**The request:**
Repeat every entry in the listing below, exactly.

**Given entries:**
-- -- --

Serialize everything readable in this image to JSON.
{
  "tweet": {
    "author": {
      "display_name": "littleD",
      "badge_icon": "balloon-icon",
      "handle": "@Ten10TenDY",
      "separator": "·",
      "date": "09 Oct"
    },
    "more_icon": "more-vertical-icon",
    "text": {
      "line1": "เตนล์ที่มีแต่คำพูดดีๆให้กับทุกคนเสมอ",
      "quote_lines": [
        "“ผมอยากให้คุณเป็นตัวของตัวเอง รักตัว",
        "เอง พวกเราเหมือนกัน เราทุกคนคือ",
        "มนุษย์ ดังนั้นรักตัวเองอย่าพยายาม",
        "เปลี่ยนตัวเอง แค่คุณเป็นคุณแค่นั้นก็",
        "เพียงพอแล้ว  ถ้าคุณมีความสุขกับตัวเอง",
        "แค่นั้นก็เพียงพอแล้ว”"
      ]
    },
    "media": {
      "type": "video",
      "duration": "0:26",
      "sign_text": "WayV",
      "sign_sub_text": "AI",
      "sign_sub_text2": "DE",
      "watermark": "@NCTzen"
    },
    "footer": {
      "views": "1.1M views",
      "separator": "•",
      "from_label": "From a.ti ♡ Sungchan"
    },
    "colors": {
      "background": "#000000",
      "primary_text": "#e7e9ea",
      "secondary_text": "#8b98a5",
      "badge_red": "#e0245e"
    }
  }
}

-- -- --

**Task output:**
Serialize everything readable in this image to JSON.
{
  "tweet": {
    "author": {
      "display_name": "littleD",
      "badge_icon": "balloon-icon",
      "handle": "@Ten10TenDY",
      "separator": "·",
      "date": "09 Oct"
    },
    "more_icon": "more-vertical-icon",
    "text": {
      "line1": "เตนล์ที่มีแต่คำพูดดีๆให้กับทุกคนเสมอ",
      "quote_lines": [
        "“ผมอยากให้คุณเป็นตัวของตัวเอง รักตัว",
        "เอง พวกเราเหมือนกัน เราทุกคนคือ",
        "มนุษย์ ดังนั้นรักตัวเองอย่าพยายาม",
        "เปลี่ยนตัวเอง แค่คุณเป็นคุณแค่นั้นก็",
        "เพียงพอแล้ว  ถ้าคุณมีความสุขกับตัวเอง",
        "แค่นั้นก็เพียงพอแล้ว”"
      ]
    },
    "media": {
      "type": "video",
      "duration": "0:26",
      "sign_text": "WayV",
      "sign_sub_text": "AI",
      "sign_sub_text2": "DE",
      "watermark": "@NCTzen"
    },
    "footer": {
      "views": "1.1M views",
      "separator": "•",
      "from_label": "From a.ti ♡ Sungchan"
    },
    "colors": {
      "background": "#000000",
      "primary_text": "#e7e9ea",
      "secondary_text": "#8b98a5",
      "badge_red": "#e0245e"
    }
  }
}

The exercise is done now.